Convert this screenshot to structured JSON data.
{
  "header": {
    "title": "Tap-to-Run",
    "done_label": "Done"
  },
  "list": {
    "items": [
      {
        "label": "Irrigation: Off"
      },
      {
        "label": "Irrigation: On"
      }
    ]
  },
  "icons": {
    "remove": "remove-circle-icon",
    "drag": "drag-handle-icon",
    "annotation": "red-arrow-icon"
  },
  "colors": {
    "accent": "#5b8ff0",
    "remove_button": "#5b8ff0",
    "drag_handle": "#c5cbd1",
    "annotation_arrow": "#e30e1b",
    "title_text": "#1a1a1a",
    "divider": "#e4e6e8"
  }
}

——

**What you need to do:**
Every record shown above should be written out again exactly.

**Written solution:**
Convert this screenshot to structured JSON data.
{
  "header": {
    "title": "Tap-to-Run",
    "done_label": "Done"
  },
  "list": {
    "items": [
      {
        "label": "Irrigation: Off"
      },
      {
        "label": "Irrigation: On"
      }
    ]
  },
  "icons": {
    "remove": "remove-circle-icon",
    "drag": "drag-handle-icon",
    "annotation": "red-arrow-icon"
  },
  "colors": {
    "accent": "#5b8ff0",
    "remove_button": "#5b8ff0",
    "drag_handle": "#c5cbd1",
    "annotation_arrow": "#e30e1b",
    "title_text": "#1a1a1a",
    "divider": "#e4e6e8"
  }
}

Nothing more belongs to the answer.